(Rows from a dataset)
* start *

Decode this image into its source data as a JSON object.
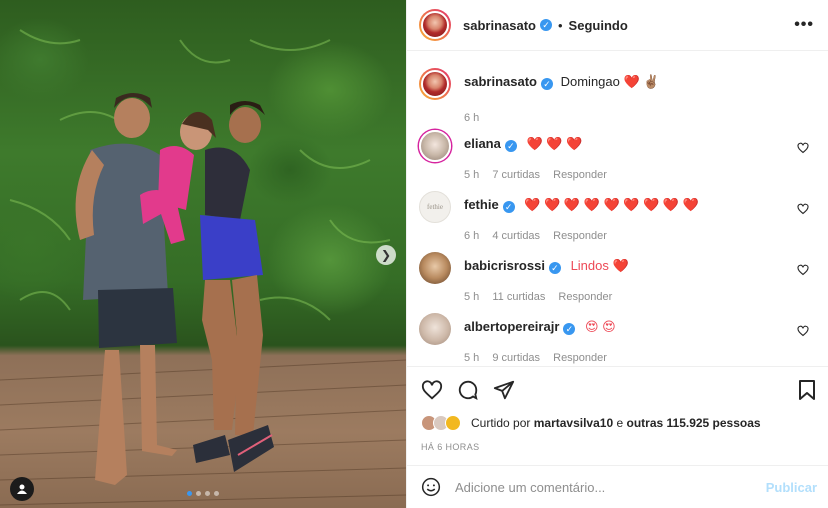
{
  "post": {
    "author": "sabrinasato",
    "follow_status": "Seguindo",
    "caption_author": "sabrinasato",
    "caption_text": "Domingao",
    "caption_emojis": "❤️ ✌🏽",
    "caption_time": "6 h"
  },
  "comments": [
    {
      "user": "eliana",
      "text": "❤️ ❤️ ❤️",
      "time": "5 h",
      "likes": "7 curtidas",
      "reply": "Responder",
      "avatar_text": ""
    },
    {
      "user": "fethie",
      "text": "❤️ ❤️ ❤️ ❤️ ❤️ ❤️ ❤️ ❤️ ❤️",
      "time": "6 h",
      "likes": "4 curtidas",
      "reply": "Responder",
      "avatar_text": "fethie"
    },
    {
      "user": "babicrisrossi",
      "text": "Lindos ❤️",
      "time": "5 h",
      "likes": "11 curtidas",
      "reply": "Responder",
      "avatar_text": ""
    },
    {
      "user": "albertopereirajr",
      "text": "😍 😍",
      "time": "5 h",
      "likes": "9 curtidas",
      "reply": "Responder",
      "avatar_text": ""
    }
  ],
  "likes_line": {
    "prefix": "Curtido por",
    "user": "martavsilva10",
    "middle": "e",
    "others": "outras 115.925 pessoas"
  },
  "post_time": "HÁ 6 HORAS",
  "composer": {
    "placeholder": "Adicione um comentário...",
    "publish": "Publicar"
  },
  "icons": {
    "more": "more-options-icon",
    "like": "heart-outline-icon",
    "comment": "comment-bubble-icon",
    "share": "paper-plane-icon",
    "save": "bookmark-icon",
    "emoji": "smiley-icon",
    "next": "chevron-right-icon",
    "tag": "person-tag-icon"
  },
  "colors": {
    "verified": "#3897f0",
    "heart": "#ed4956",
    "muted": "#8e8e8e",
    "publish_disabled": "#b2dffc"
  },
  "carousel": {
    "total": 4,
    "active": 1
  }
}
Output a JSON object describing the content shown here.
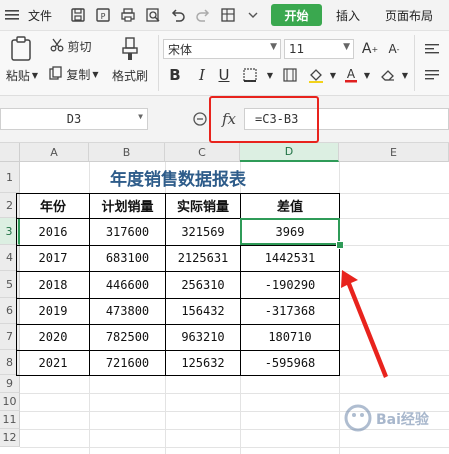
{
  "menu": {
    "file_label": "文件",
    "start_label": "开始",
    "insert_label": "插入",
    "page_layout_label": "页面布局"
  },
  "ribbon": {
    "paste_label": "粘贴",
    "cut_label": "剪切",
    "copy_label": "复制",
    "format_painter_label": "格式刷",
    "font_name": "宋体",
    "font_size": "11"
  },
  "formula_bar": {
    "cell_ref": "D3",
    "fx_label": "fx",
    "formula": "=C3-B3"
  },
  "columns": [
    "A",
    "B",
    "C",
    "D",
    "E"
  ],
  "rows": [
    "1",
    "2",
    "3",
    "4",
    "5",
    "6",
    "7",
    "8",
    "9",
    "10",
    "11",
    "12"
  ],
  "table": {
    "title": "年度销售数据报表",
    "headers": [
      "年份",
      "计划销量",
      "实际销量",
      "差值"
    ],
    "data": [
      [
        "2016",
        "317600",
        "321569",
        "3969"
      ],
      [
        "2017",
        "683100",
        "2125631",
        "1442531"
      ],
      [
        "2018",
        "446600",
        "256310",
        "-190290"
      ],
      [
        "2019",
        "473800",
        "156432",
        "-317368"
      ],
      [
        "2020",
        "782500",
        "963210",
        "180710"
      ],
      [
        "2021",
        "721600",
        "125632",
        "-595968"
      ]
    ]
  },
  "watermark": "Bai经验",
  "colors": {
    "accent_green": "#3aa84f",
    "highlight_red": "#e8231d",
    "title_blue": "#2e5c8a"
  },
  "icons": [
    "menu-icon",
    "save-icon",
    "export-icon",
    "print-icon",
    "preview-icon",
    "undo-icon",
    "redo-icon",
    "table-icon",
    "dropdown-icon",
    "paste-icon",
    "scissors-icon",
    "copy-icon",
    "brush-icon",
    "bold-icon",
    "italic-icon",
    "underline-icon",
    "border-icon",
    "merge-icon",
    "fill-color-icon",
    "font-color-icon",
    "eraser-icon",
    "grow-font-icon",
    "shrink-font-icon",
    "align-icon",
    "zoom-icon",
    "arrow-icon"
  ]
}
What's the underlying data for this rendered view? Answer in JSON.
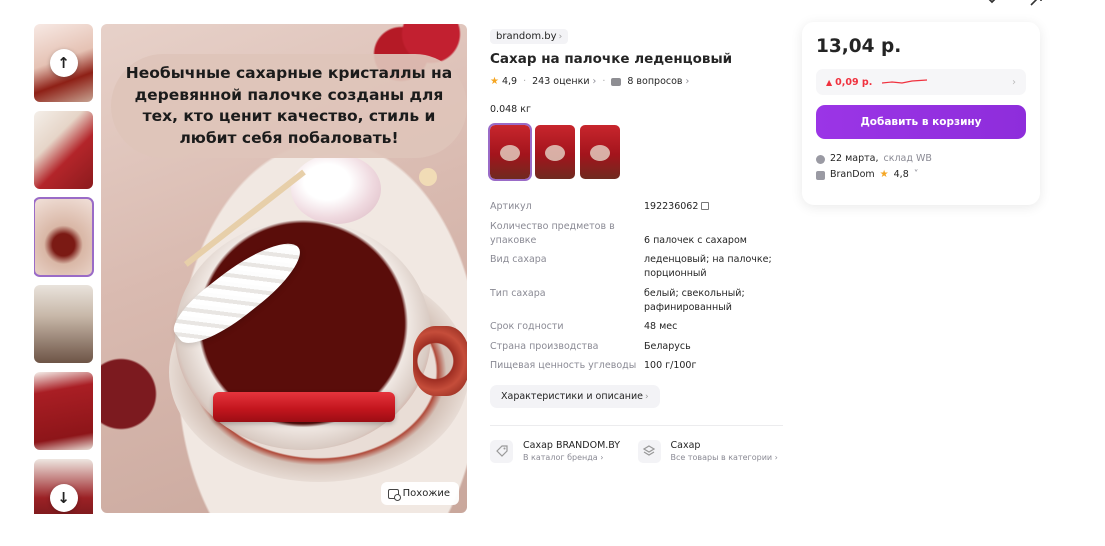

* end *

◆ **GOAL**:
Leave the pictures out, and print every line of the listing exactly as written.

◆ **SOLUTION TO THE EXERCISE**:
Decode this image into its source data as a JSON object.
{
  "post": {
    "author": "sabrinasato",
    "follow_status": "Seguindo",
    "caption_author": "sabrinasato",
    "caption_text": "Domingao",
    "caption_emojis": "❤️ ✌🏽",
    "caption_time": "6 h"
  },
  "comments": [
    {
      "user": "eliana",
      "text": "❤️ ❤️ ❤️",
      "time": "5 h",
      "likes": "7 curtidas",
      "reply": "Responder",
      "avatar_text": ""
    },
    {
      "user": "fethie",
      "text": "❤️ ❤️ ❤️ ❤️ ❤️ ❤️ ❤️ ❤️ ❤️",
      "time": "6 h",
      "likes": "4 curtidas",
      "reply": "Responder",
      "avatar_text": "fethie"
    },
    {
      "user": "babicrisrossi",
      "text": "Lindos ❤️",
      "time": "5 h",
      "likes": "11 curtidas",
      "reply": "Responder",
      "avatar_text": ""
    },
    {
      "user": "albertopereirajr",
      "text": "😍 😍",
      "time": "5 h",
      "likes": "9 curtidas",
      "reply": "Responder",
      "avatar_text": ""
    }
  ],
  "likes_line": {
    "prefix": "Curtido por",
    "user": "martavsilva10",
    "middle": "e",
    "others": "outras 115.925 pessoas"
  },
  "post_time": "HÁ 6 HORAS",
  "composer": {
    "placeholder": "Adicione um comentário...",
    "publish": "Publicar"
  },
  "icons": {
    "more": "more-options-icon",
    "like": "heart-outline-icon",
    "comment": "comment-bubble-icon",
    "share": "paper-plane-icon",
    "save": "bookmark-icon",
    "emoji": "smiley-icon",
    "next": "chevron-right-icon",
    "tag": "person-tag-icon"
  },
  "colors": {
    "verified": "#3897f0",
    "heart": "#ed4956",
    "muted": "#8e8e8e",
    "publish_disabled": "#b2dffc"
  },
  "carousel": {
    "total": 4,
    "active": 1
  }
}
Output a JSON object describing the content shown here.
{
  "menu": {
    "file_label": "文件",
    "start_label": "开始",
    "insert_label": "插入",
    "page_layout_label": "页面布局"
  },
  "ribbon": {
    "paste_label": "粘贴",
    "cut_label": "剪切",
    "copy_label": "复制",
    "format_painter_label": "格式刷",
    "font_name": "宋体",
    "font_size": "11"
  },
  "formula_bar": {
    "cell_ref": "D3",
    "fx_label": "fx",
    "formula": "=C3-B3"
  },
  "columns": [
    "A",
    "B",
    "C",
    "D",
    "E"
  ],
  "rows": [
    "1",
    "2",
    "3",
    "4",
    "5",
    "6",
    "7",
    "8",
    "9",
    "10",
    "11",
    "12"
  ],
  "table": {
    "title": "年度销售数据报表",
    "headers": [
      "年份",
      "计划销量",
      "实际销量",
      "差值"
    ],
    "data": [
      [
        "2016",
        "317600",
        "321569",
        "3969"
      ],
      [
        "2017",
        "683100",
        "2125631",
        "1442531"
      ],
      [
        "2018",
        "446600",
        "256310",
        "-190290"
      ],
      [
        "2019",
        "473800",
        "156432",
        "-317368"
      ],
      [
        "2020",
        "782500",
        "963210",
        "180710"
      ],
      [
        "2021",
        "721600",
        "125632",
        "-595968"
      ]
    ]
  },
  "watermark": "Bai经验",
  "colors": {
    "accent_green": "#3aa84f",
    "highlight_red": "#e8231d",
    "title_blue": "#2e5c8a"
  },
  "icons": [
    "menu-icon",
    "save-icon",
    "export-icon",
    "print-icon",
    "preview-icon",
    "undo-icon",
    "redo-icon",
    "table-icon",
    "dropdown-icon",
    "paste-icon",
    "scissors-icon",
    "copy-icon",
    "brush-icon",
    "bold-icon",
    "italic-icon",
    "underline-icon",
    "border-icon",
    "merge-icon",
    "fill-color-icon",
    "font-color-icon",
    "eraser-icon",
    "grow-font-icon",
    "shrink-font-icon",
    "align-icon",
    "zoom-icon",
    "arrow-icon"
  ]
}
What's the underlying data for this rendered view? Answer in JSON.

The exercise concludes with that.